** START **

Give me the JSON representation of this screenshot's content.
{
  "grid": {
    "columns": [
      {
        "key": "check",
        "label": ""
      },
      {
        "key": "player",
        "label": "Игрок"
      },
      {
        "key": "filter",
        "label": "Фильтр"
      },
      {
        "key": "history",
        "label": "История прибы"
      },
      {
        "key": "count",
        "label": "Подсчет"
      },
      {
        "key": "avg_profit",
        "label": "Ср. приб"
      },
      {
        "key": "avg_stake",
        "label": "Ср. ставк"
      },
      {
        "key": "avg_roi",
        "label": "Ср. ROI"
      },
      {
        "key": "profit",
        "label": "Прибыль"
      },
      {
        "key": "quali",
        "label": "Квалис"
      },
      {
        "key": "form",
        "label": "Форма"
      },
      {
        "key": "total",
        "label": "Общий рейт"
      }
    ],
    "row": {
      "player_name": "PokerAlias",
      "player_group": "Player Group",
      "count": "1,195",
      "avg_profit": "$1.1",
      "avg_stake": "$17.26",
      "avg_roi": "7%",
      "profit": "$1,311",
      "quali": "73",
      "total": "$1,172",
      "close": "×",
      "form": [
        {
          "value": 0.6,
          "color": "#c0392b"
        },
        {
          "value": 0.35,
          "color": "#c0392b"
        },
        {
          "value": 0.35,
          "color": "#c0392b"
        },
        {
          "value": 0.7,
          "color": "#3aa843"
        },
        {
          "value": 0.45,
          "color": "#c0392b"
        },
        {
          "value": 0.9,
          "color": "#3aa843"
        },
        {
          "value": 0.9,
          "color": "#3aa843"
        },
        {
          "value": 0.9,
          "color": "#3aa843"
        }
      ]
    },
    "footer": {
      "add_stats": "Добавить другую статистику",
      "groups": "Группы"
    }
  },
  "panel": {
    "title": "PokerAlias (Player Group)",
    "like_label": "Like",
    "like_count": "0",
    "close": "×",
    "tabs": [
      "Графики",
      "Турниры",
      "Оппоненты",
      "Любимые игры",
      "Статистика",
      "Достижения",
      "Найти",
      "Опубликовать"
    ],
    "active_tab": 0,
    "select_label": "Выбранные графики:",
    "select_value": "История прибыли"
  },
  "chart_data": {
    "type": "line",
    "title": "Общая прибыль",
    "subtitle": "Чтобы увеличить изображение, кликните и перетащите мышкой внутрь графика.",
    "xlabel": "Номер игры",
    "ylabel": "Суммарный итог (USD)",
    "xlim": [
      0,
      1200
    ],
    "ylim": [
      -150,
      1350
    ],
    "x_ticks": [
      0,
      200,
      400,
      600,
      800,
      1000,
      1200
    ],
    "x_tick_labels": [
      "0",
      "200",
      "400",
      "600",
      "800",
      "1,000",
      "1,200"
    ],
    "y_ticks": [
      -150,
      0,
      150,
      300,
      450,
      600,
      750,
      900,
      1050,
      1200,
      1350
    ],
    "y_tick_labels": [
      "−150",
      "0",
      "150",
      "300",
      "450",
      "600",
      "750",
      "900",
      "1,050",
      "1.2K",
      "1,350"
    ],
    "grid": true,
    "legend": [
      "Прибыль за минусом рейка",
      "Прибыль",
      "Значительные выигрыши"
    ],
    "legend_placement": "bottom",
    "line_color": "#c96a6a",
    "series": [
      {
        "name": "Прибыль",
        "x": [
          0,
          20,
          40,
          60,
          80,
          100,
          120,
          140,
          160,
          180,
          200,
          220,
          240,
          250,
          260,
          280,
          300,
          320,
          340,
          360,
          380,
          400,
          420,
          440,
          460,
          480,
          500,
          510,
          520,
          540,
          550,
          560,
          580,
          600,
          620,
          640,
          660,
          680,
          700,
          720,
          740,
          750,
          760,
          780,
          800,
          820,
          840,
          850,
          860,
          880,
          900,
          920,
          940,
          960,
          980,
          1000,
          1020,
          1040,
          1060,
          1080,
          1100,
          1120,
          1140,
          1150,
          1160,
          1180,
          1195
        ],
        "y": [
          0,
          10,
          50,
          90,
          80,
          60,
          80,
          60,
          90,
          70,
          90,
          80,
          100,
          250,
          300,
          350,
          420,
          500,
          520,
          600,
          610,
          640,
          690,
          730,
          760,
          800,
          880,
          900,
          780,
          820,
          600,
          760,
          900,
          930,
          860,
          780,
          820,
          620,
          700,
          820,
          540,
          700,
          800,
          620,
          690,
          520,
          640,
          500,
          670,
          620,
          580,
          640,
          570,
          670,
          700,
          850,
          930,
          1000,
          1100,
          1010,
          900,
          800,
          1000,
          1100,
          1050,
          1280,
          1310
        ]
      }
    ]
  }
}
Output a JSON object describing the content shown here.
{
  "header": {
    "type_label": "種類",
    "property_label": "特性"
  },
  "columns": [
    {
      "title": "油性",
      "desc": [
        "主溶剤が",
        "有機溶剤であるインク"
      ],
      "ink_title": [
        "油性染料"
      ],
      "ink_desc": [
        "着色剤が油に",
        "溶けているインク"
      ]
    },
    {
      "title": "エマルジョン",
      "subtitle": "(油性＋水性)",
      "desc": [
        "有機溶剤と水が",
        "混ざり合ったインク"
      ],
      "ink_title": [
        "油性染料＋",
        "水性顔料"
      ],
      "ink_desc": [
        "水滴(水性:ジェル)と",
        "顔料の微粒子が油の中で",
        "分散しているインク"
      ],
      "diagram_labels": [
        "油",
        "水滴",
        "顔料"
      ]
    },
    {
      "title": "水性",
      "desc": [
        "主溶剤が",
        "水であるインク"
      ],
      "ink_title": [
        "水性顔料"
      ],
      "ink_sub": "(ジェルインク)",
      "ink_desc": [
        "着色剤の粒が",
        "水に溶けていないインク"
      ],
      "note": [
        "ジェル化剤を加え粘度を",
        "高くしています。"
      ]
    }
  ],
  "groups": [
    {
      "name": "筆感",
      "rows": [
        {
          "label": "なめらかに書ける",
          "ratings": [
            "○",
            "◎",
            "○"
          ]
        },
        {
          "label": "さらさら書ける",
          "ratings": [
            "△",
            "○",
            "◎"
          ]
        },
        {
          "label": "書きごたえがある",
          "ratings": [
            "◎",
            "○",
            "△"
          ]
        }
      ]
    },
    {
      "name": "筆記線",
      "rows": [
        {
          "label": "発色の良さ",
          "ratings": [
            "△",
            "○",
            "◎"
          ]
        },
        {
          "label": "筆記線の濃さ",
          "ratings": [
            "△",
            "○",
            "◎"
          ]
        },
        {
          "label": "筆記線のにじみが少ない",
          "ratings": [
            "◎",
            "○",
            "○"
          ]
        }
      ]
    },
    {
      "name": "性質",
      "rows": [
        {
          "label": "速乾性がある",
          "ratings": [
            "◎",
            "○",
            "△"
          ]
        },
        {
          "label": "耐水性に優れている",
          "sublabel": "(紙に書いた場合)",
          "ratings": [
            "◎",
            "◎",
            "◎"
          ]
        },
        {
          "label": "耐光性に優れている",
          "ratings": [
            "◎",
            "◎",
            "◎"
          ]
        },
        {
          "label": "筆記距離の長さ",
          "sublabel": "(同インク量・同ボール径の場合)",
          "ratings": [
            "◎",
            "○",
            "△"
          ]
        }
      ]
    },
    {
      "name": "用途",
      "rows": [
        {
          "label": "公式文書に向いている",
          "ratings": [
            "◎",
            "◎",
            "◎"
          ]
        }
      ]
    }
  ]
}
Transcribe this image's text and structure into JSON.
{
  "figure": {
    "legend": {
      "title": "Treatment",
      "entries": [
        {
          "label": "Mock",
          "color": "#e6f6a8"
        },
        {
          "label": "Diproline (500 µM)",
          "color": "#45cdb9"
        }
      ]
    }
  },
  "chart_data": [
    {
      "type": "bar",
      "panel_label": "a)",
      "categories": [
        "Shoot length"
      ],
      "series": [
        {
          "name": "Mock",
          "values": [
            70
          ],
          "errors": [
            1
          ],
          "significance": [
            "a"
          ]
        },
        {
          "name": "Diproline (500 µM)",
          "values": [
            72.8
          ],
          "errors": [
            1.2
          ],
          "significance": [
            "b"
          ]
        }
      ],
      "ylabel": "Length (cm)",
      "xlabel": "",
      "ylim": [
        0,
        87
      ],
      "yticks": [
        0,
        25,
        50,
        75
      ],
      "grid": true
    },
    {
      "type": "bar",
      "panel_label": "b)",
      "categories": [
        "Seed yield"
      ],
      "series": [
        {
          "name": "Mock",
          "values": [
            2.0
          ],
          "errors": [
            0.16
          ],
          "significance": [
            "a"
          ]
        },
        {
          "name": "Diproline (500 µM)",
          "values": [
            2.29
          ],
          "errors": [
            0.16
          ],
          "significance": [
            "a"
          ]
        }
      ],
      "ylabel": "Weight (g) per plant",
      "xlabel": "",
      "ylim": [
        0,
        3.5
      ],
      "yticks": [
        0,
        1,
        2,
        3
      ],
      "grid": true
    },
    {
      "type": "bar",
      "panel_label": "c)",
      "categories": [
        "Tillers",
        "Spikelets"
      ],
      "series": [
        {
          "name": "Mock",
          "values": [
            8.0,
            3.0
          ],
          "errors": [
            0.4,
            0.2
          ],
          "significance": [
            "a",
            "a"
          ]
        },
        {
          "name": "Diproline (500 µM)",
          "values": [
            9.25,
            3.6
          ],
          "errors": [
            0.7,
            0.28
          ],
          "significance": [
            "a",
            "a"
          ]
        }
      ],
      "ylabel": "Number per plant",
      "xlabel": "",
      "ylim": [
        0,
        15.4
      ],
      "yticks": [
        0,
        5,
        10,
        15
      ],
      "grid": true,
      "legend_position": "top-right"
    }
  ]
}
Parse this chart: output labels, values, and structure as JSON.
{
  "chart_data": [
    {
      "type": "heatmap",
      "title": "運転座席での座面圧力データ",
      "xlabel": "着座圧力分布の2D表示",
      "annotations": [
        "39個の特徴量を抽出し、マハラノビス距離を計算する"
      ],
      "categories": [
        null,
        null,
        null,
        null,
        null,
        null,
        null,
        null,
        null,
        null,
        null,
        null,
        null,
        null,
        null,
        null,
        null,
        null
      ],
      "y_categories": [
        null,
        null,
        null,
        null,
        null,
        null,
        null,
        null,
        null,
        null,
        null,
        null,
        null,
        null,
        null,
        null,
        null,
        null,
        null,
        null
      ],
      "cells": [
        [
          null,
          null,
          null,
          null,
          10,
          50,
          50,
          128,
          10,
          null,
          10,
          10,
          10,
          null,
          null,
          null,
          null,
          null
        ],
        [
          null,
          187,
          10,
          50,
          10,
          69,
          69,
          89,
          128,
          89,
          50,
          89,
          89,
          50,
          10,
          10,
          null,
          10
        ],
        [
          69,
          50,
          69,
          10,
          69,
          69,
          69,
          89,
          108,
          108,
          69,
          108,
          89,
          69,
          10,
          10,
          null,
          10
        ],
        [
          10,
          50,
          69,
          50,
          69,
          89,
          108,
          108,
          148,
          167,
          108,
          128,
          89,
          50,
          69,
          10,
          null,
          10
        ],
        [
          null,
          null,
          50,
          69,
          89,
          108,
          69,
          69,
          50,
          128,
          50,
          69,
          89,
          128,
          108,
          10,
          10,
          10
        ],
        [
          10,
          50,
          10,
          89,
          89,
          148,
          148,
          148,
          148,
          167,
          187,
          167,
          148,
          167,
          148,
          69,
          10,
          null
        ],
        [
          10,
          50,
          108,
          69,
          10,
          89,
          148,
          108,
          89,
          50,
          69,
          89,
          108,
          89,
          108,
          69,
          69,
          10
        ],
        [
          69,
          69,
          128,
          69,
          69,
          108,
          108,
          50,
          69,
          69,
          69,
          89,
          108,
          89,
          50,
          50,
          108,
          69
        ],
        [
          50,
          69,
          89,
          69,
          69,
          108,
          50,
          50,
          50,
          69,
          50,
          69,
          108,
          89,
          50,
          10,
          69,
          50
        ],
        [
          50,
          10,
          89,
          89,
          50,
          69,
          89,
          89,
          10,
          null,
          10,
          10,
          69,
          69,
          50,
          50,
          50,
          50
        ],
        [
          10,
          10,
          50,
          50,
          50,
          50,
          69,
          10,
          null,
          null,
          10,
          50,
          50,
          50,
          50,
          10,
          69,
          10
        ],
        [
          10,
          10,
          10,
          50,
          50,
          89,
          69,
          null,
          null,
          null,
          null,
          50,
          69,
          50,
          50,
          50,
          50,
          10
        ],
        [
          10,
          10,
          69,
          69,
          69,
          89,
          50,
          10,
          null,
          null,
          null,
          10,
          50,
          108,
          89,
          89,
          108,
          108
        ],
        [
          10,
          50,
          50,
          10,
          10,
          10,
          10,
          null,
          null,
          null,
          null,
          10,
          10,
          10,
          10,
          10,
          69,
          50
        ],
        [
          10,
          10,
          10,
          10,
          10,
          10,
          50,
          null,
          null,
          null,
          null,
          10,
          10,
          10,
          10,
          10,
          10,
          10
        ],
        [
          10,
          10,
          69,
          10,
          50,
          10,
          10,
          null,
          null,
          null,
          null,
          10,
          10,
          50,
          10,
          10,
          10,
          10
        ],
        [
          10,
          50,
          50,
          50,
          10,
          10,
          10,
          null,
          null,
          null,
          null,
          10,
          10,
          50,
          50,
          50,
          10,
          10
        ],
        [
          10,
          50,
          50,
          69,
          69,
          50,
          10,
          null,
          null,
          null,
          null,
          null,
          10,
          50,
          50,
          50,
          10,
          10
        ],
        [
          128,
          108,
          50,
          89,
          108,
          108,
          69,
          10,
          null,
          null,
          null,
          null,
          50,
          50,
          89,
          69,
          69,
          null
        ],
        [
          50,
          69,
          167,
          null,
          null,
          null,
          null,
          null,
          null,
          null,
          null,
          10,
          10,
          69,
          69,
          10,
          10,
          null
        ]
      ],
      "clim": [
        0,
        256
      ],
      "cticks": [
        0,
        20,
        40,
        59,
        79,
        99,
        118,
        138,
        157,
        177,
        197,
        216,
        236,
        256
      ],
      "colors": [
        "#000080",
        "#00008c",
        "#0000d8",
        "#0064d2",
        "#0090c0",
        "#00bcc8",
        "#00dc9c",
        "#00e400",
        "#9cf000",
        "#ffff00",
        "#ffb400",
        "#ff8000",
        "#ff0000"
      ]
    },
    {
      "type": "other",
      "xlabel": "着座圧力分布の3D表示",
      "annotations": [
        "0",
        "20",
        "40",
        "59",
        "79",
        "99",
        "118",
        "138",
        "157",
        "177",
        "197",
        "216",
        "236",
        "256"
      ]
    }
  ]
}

** END **

• TASK GOAL
State the number of lines holding the word "this" in the listing. Add nothing else.

• ANSWER TO THE TASK
3